Begin
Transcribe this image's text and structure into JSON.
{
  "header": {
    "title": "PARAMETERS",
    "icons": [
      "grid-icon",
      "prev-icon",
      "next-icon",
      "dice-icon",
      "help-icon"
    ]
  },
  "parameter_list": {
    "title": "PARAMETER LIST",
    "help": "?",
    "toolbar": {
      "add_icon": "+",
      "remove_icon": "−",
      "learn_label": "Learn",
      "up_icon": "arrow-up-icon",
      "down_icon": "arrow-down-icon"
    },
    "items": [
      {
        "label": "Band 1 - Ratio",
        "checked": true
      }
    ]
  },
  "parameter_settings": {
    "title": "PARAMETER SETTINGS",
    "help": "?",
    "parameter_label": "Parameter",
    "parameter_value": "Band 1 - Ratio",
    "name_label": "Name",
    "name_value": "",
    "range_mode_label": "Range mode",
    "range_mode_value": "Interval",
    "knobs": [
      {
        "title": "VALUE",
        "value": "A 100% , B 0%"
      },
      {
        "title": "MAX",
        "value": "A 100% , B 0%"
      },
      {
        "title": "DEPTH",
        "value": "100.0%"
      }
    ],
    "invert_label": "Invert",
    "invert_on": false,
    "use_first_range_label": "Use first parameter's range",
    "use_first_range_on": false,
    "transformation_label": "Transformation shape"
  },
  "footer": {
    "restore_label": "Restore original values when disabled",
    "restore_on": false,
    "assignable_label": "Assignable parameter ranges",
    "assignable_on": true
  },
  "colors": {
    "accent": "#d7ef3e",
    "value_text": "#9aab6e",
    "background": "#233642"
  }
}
End
— REQUEST —
Going over the lines above, work out how many include "false", then give only that number.

— RESPONSE TO THE TASK —
3